> **Directions**
Exactly reproduce the lines beginning with the line that includes "Parse this chart and return its data as JSON." and ending with the last line of the data.

— Start of Entries supplied —

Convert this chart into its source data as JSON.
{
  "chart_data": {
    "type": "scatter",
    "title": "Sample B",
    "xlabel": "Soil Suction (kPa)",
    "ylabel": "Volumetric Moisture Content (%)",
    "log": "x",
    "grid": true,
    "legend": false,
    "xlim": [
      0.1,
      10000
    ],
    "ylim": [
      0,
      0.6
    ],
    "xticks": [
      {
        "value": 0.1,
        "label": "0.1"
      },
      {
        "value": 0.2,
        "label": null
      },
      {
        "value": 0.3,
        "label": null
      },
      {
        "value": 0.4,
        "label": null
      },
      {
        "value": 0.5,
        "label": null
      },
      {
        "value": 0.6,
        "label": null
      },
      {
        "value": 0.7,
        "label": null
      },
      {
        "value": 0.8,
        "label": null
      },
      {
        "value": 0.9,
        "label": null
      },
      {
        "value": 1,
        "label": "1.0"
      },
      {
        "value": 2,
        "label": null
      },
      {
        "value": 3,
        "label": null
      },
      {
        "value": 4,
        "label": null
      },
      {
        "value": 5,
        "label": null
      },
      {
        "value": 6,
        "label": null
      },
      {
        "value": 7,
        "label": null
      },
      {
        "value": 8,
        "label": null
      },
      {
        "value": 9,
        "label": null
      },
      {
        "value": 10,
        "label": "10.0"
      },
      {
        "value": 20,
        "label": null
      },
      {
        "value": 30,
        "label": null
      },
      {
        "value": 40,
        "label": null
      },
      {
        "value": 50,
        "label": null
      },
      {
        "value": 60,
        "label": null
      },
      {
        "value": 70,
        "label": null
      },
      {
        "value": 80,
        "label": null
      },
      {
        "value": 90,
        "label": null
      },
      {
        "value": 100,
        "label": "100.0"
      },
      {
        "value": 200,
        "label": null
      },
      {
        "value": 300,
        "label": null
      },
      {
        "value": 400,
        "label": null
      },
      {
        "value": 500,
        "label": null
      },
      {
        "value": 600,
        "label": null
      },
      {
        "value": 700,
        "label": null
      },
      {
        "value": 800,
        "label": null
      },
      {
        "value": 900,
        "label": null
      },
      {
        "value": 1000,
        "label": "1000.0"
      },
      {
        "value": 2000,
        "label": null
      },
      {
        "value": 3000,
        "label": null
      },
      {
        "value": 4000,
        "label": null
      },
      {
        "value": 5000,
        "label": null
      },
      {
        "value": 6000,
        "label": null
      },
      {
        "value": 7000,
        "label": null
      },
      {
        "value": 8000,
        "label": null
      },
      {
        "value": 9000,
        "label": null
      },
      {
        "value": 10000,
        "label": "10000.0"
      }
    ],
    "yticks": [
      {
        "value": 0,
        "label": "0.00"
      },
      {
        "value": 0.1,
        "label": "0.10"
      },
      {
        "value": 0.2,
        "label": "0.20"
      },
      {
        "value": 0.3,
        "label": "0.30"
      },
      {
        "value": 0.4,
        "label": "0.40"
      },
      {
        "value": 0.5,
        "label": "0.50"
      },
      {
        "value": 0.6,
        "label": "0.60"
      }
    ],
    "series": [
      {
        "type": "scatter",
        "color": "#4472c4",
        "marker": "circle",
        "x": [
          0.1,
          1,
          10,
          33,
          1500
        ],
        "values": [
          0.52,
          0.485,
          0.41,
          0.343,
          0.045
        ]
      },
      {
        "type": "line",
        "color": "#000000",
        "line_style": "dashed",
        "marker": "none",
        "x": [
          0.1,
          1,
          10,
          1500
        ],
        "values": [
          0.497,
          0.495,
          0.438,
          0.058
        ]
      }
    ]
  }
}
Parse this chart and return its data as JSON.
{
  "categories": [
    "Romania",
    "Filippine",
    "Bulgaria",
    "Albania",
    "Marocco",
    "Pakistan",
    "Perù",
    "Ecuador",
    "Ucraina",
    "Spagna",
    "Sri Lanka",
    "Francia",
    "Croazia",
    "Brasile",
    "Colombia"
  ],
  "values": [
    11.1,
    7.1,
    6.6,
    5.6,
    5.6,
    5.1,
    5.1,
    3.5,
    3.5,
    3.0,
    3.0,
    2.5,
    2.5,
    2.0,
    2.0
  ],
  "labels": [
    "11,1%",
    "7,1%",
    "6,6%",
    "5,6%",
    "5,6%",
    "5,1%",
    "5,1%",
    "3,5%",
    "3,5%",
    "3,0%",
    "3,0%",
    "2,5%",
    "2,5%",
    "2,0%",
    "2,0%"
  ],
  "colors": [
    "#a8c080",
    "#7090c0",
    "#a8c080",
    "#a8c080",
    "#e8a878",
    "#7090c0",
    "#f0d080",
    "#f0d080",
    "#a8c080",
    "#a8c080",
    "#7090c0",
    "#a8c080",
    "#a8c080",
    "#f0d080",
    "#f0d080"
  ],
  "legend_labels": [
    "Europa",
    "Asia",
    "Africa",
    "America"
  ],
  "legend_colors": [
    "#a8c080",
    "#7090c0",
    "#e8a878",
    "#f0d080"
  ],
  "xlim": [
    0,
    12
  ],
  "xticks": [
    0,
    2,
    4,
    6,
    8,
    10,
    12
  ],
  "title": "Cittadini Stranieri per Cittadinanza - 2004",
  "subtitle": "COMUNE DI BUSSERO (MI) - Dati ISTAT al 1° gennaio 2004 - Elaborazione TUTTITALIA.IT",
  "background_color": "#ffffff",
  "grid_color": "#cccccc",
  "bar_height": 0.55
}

— End of Entries supplied —

> **Reply**
Parse this chart and return its data as JSON.
{
  "categories": [
    "Romania",
    "Filippine",
    "Bulgaria",
    "Albania",
    "Marocco",
    "Pakistan",
    "Perù",
    "Ecuador",
    "Ucraina",
    "Spagna",
    "Sri Lanka",
    "Francia",
    "Croazia",
    "Brasile",
    "Colombia"
  ],
  "values": [
    11.1,
    7.1,
    6.6,
    5.6,
    5.6,
    5.1,
    5.1,
    3.5,
    3.5,
    3.0,
    3.0,
    2.5,
    2.5,
    2.0,
    2.0
  ],
  "labels": [
    "11,1%",
    "7,1%",
    "6,6%",
    "5,6%",
    "5,6%",
    "5,1%",
    "5,1%",
    "3,5%",
    "3,5%",
    "3,0%",
    "3,0%",
    "2,5%",
    "2,5%",
    "2,0%",
    "2,0%"
  ],
  "colors": [
    "#a8c080",
    "#7090c0",
    "#a8c080",
    "#a8c080",
    "#e8a878",
    "#7090c0",
    "#f0d080",
    "#f0d080",
    "#a8c080",
    "#a8c080",
    "#7090c0",
    "#a8c080",
    "#a8c080",
    "#f0d080",
    "#f0d080"
  ],
  "legend_labels": [
    "Europa",
    "Asia",
    "Africa",
    "America"
  ],
  "legend_colors": [
    "#a8c080",
    "#7090c0",
    "#e8a878",
    "#f0d080"
  ],
  "xlim": [
    0,
    12
  ],
  "xticks": [
    0,
    2,
    4,
    6,
    8,
    10,
    12
  ],
  "title": "Cittadini Stranieri per Cittadinanza - 2004",
  "subtitle": "COMUNE DI BUSSERO (MI) - Dati ISTAT al 1° gennaio 2004 - Elaborazione TUTTITALIA.IT",
  "background_color": "#ffffff",
  "grid_color": "#cccccc",
  "bar_height": 0.55
}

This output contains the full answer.